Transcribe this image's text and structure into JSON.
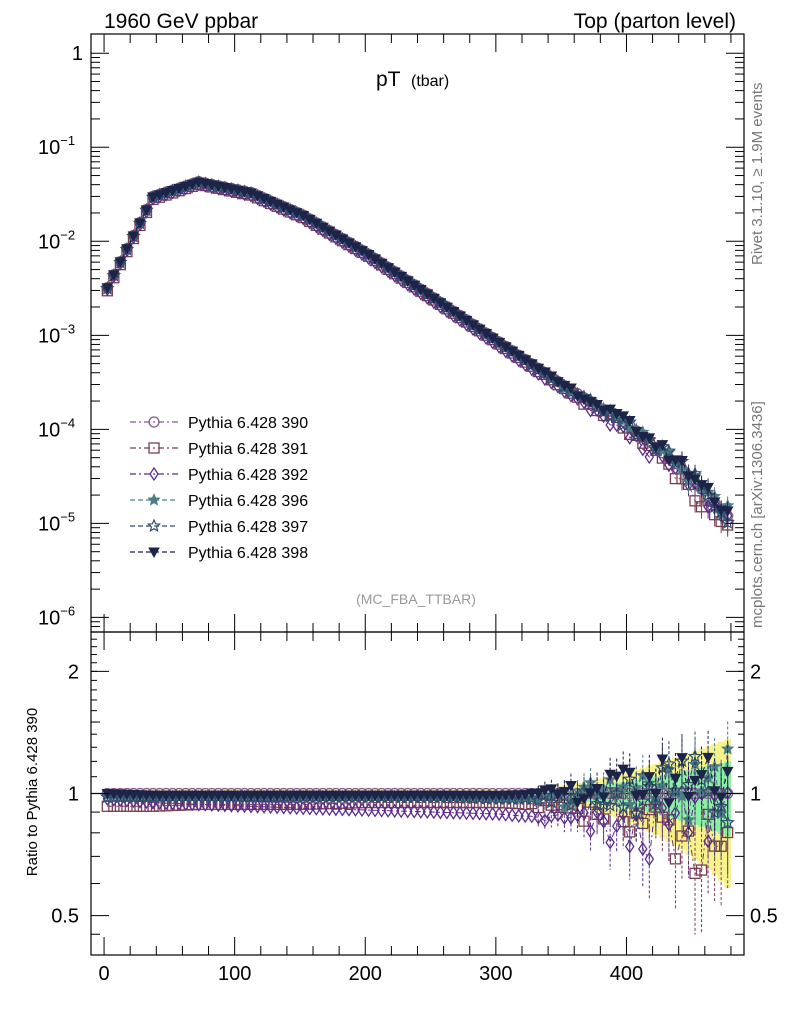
{
  "header": {
    "left": "1960 GeV ppbar",
    "right": "Top (parton level)"
  },
  "side_labels": {
    "rivet": "Rivet 3.1.10, ≥ 1.9M events",
    "mcplots": "mcplots.cern.ch [arXiv:1306.3436]"
  },
  "colors": {
    "390": "#8b5a8a",
    "391": "#7a3f52",
    "392": "#5b2b8f",
    "396": "#4f7d86",
    "397": "#2f4e6e",
    "398": "#1c2448",
    "band_yellow": "#f7f28a",
    "band_green": "#8cf0a3"
  },
  "chart_data": [
    {
      "type": "line",
      "title": "pT",
      "title_sub": "(tbar)",
      "analysis": "(MC_FBA_TTBAR)",
      "yscale": "log",
      "ylim": [
        7e-07,
        1.6
      ],
      "xlim": [
        -10,
        490
      ],
      "ytick_labels": [
        "1",
        "10",
        "10",
        "10",
        "10",
        "10",
        "10"
      ],
      "ytick_exponents": [
        "",
        "−1",
        "−2",
        "−3",
        "−4",
        "−5",
        "−6"
      ],
      "legend_position": "center-left",
      "series": [
        {
          "name": "Pythia 6.428 390",
          "marker": "circle-open",
          "line": "dash-dot"
        },
        {
          "name": "Pythia 6.428 391",
          "marker": "square-open",
          "line": "dash-dot"
        },
        {
          "name": "Pythia 6.428 392",
          "marker": "diamond-open",
          "line": "dash-dot"
        },
        {
          "name": "Pythia 6.428 396",
          "marker": "star-filled",
          "line": "dashed"
        },
        {
          "name": "Pythia 6.428 397",
          "marker": "star-open",
          "line": "dashed"
        },
        {
          "name": "Pythia 6.428 398",
          "marker": "triangle-down-filled",
          "line": "dashed"
        }
      ],
      "x": [
        2.5,
        37.5,
        72.5,
        112.5,
        152.5,
        202.5,
        252.5,
        302.5,
        352.5,
        402.5,
        442.5,
        477.5
      ],
      "y": [
        0.0032,
        0.03,
        0.043,
        0.033,
        0.019,
        0.0073,
        0.0025,
        0.00085,
        0.00029,
        0.00011,
        3.8e-05,
        1.2e-05
      ]
    },
    {
      "type": "line",
      "ylabel": "Ratio to Pythia 6.428 390",
      "ylim": [
        0.4,
        2.5
      ],
      "xlim": [
        -10,
        490
      ],
      "xtick_labels": [
        "0",
        "100",
        "200",
        "300",
        "400"
      ],
      "ytick_labels": [
        "0.5",
        "1",
        "2"
      ],
      "x": [
        2.5,
        37.5,
        72.5,
        112.5,
        152.5,
        202.5,
        252.5,
        302.5,
        352.5,
        402.5,
        442.5,
        477.5
      ],
      "series": [
        {
          "name": "Pythia 6.428 390",
          "values": [
            1.0,
            1.0,
            1.0,
            1.0,
            1.0,
            1.0,
            1.0,
            1.0,
            1.0,
            1.0,
            1.0,
            1.0
          ]
        },
        {
          "name": "Pythia 6.428 391",
          "values": [
            0.93,
            0.93,
            0.94,
            0.94,
            0.94,
            0.95,
            0.95,
            0.95,
            0.93,
            0.9,
            0.8,
            0.65
          ]
        },
        {
          "name": "Pythia 6.428 392",
          "values": [
            0.97,
            0.95,
            0.94,
            0.93,
            0.92,
            0.91,
            0.9,
            0.89,
            0.86,
            0.8,
            0.85,
            0.95
          ]
        },
        {
          "name": "Pythia 6.428 396",
          "values": [
            0.99,
            0.98,
            0.98,
            0.98,
            0.98,
            0.98,
            0.98,
            0.97,
            0.97,
            1.05,
            1.0,
            1.1
          ]
        },
        {
          "name": "Pythia 6.428 397",
          "values": [
            0.98,
            0.98,
            0.98,
            0.98,
            0.98,
            0.98,
            0.98,
            0.97,
            0.97,
            1.0,
            1.1,
            1.05
          ]
        },
        {
          "name": "Pythia 6.428 398",
          "values": [
            1.0,
            0.99,
            0.99,
            0.99,
            0.99,
            0.99,
            0.99,
            0.99,
            1.0,
            1.05,
            1.1,
            1.15
          ]
        }
      ]
    }
  ]
}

Set task:
Output the records above exactly as they are, leaving out the pictures.

Solution:
Transcribe this image's text and structure into JSON.
{
  "header": {
    "left": "1960 GeV ppbar",
    "right": "Top (parton level)"
  },
  "side_labels": {
    "rivet": "Rivet 3.1.10, ≥ 1.9M events",
    "mcplots": "mcplots.cern.ch [arXiv:1306.3436]"
  },
  "colors": {
    "390": "#8b5a8a",
    "391": "#7a3f52",
    "392": "#5b2b8f",
    "396": "#4f7d86",
    "397": "#2f4e6e",
    "398": "#1c2448",
    "band_yellow": "#f7f28a",
    "band_green": "#8cf0a3"
  },
  "chart_data": [
    {
      "type": "line",
      "title": "pT",
      "title_sub": "(tbar)",
      "analysis": "(MC_FBA_TTBAR)",
      "yscale": "log",
      "ylim": [
        7e-07,
        1.6
      ],
      "xlim": [
        -10,
        490
      ],
      "ytick_labels": [
        "1",
        "10",
        "10",
        "10",
        "10",
        "10",
        "10"
      ],
      "ytick_exponents": [
        "",
        "−1",
        "−2",
        "−3",
        "−4",
        "−5",
        "−6"
      ],
      "legend_position": "center-left",
      "series": [
        {
          "name": "Pythia 6.428 390",
          "marker": "circle-open",
          "line": "dash-dot"
        },
        {
          "name": "Pythia 6.428 391",
          "marker": "square-open",
          "line": "dash-dot"
        },
        {
          "name": "Pythia 6.428 392",
          "marker": "diamond-open",
          "line": "dash-dot"
        },
        {
          "name": "Pythia 6.428 396",
          "marker": "star-filled",
          "line": "dashed"
        },
        {
          "name": "Pythia 6.428 397",
          "marker": "star-open",
          "line": "dashed"
        },
        {
          "name": "Pythia 6.428 398",
          "marker": "triangle-down-filled",
          "line": "dashed"
        }
      ],
      "x": [
        2.5,
        37.5,
        72.5,
        112.5,
        152.5,
        202.5,
        252.5,
        302.5,
        352.5,
        402.5,
        442.5,
        477.5
      ],
      "y": [
        0.0032,
        0.03,
        0.043,
        0.033,
        0.019,
        0.0073,
        0.0025,
        0.00085,
        0.00029,
        0.00011,
        3.8e-05,
        1.2e-05
      ]
    },
    {
      "type": "line",
      "ylabel": "Ratio to Pythia 6.428 390",
      "ylim": [
        0.4,
        2.5
      ],
      "xlim": [
        -10,
        490
      ],
      "xtick_labels": [
        "0",
        "100",
        "200",
        "300",
        "400"
      ],
      "ytick_labels": [
        "0.5",
        "1",
        "2"
      ],
      "x": [
        2.5,
        37.5,
        72.5,
        112.5,
        152.5,
        202.5,
        252.5,
        302.5,
        352.5,
        402.5,
        442.5,
        477.5
      ],
      "series": [
        {
          "name": "Pythia 6.428 390",
          "values": [
            1.0,
            1.0,
            1.0,
            1.0,
            1.0,
            1.0,
            1.0,
            1.0,
            1.0,
            1.0,
            1.0,
            1.0
          ]
        },
        {
          "name": "Pythia 6.428 391",
          "values": [
            0.93,
            0.93,
            0.94,
            0.94,
            0.94,
            0.95,
            0.95,
            0.95,
            0.93,
            0.9,
            0.8,
            0.65
          ]
        },
        {
          "name": "Pythia 6.428 392",
          "values": [
            0.97,
            0.95,
            0.94,
            0.93,
            0.92,
            0.91,
            0.9,
            0.89,
            0.86,
            0.8,
            0.85,
            0.95
          ]
        },
        {
          "name": "Pythia 6.428 396",
          "values": [
            0.99,
            0.98,
            0.98,
            0.98,
            0.98,
            0.98,
            0.98,
            0.97,
            0.97,
            1.05,
            1.0,
            1.1
          ]
        },
        {
          "name": "Pythia 6.428 397",
          "values": [
            0.98,
            0.98,
            0.98,
            0.98,
            0.98,
            0.98,
            0.98,
            0.97,
            0.97,
            1.0,
            1.1,
            1.05
          ]
        },
        {
          "name": "Pythia 6.428 398",
          "values": [
            1.0,
            0.99,
            0.99,
            0.99,
            0.99,
            0.99,
            0.99,
            0.99,
            1.0,
            1.05,
            1.1,
            1.15
          ]
        }
      ]
    }
  ]
}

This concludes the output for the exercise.